INSTRUCTIONS TO FOLLOW: Print the listing below exactly.

RAW RECORDS:
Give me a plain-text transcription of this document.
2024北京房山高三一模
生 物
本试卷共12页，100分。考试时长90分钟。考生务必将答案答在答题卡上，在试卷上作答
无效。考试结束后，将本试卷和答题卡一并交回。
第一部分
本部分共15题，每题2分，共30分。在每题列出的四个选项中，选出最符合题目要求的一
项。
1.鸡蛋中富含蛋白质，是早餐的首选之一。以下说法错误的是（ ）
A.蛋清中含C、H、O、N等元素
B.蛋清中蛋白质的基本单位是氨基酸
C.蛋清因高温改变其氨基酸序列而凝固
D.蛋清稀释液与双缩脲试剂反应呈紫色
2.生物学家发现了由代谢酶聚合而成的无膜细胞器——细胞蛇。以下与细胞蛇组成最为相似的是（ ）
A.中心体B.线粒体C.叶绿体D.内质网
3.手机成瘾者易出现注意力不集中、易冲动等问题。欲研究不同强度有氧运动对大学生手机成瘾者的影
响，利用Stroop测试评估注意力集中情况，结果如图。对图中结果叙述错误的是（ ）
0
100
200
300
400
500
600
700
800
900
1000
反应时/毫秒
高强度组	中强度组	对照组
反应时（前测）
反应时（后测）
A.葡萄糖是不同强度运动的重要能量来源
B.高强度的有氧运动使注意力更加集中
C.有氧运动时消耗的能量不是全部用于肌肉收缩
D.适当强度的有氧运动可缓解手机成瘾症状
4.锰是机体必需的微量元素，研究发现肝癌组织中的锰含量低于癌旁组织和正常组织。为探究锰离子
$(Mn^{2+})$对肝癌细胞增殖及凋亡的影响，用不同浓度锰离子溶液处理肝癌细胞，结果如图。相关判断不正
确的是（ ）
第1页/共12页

SOLUTION:
Give me a plain-text transcription of this document.
2024北京房山高三一模
生 物
本试卷共12页，100分。考试时长90分钟。考生务必将答案答在答题卡上，在试卷上作答
无效。考试结束后，将本试卷和答题卡一并交回。
第一部分
本部分共15题，每题2分，共30分。在每题列出的四个选项中，选出最符合题目要求的一
项。
1.鸡蛋中富含蛋白质，是早餐的首选之一。以下说法错误的是（ ）
A.蛋清中含C、H、O、N等元素
B.蛋清中蛋白质的基本单位是氨基酸
C.蛋清因高温改变其氨基酸序列而凝固
D.蛋清稀释液与双缩脲试剂反应呈紫色
2.生物学家发现了由代谢酶聚合而成的无膜细胞器——细胞蛇。以下与细胞蛇组成最为相似的是（ ）
A.中心体B.线粒体C.叶绿体D.内质网
3.手机成瘾者易出现注意力不集中、易冲动等问题。欲研究不同强度有氧运动对大学生手机成瘾者的影
响，利用Stroop测试评估注意力集中情况，结果如图。对图中结果叙述错误的是（ ）
0
100
200
300
400
500
600
700
800
900
1000
反应时/毫秒
高强度组	中强度组	对照组
反应时（前测）
反应时（后测）
A.葡萄糖是不同强度运动的重要能量来源
B.高强度的有氧运动使注意力更加集中
C.有氧运动时消耗的能量不是全部用于肌肉收缩
D.适当强度的有氧运动可缓解手机成瘾症状
4.锰是机体必需的微量元素，研究发现肝癌组织中的锰含量低于癌旁组织和正常组织。为探究锰离子
$(Mn^{2+})$对肝癌细胞增殖及凋亡的影响，用不同浓度锰离子溶液处理肝癌细胞，结果如图。相关判断不正
确的是（ ）
第1页/共12页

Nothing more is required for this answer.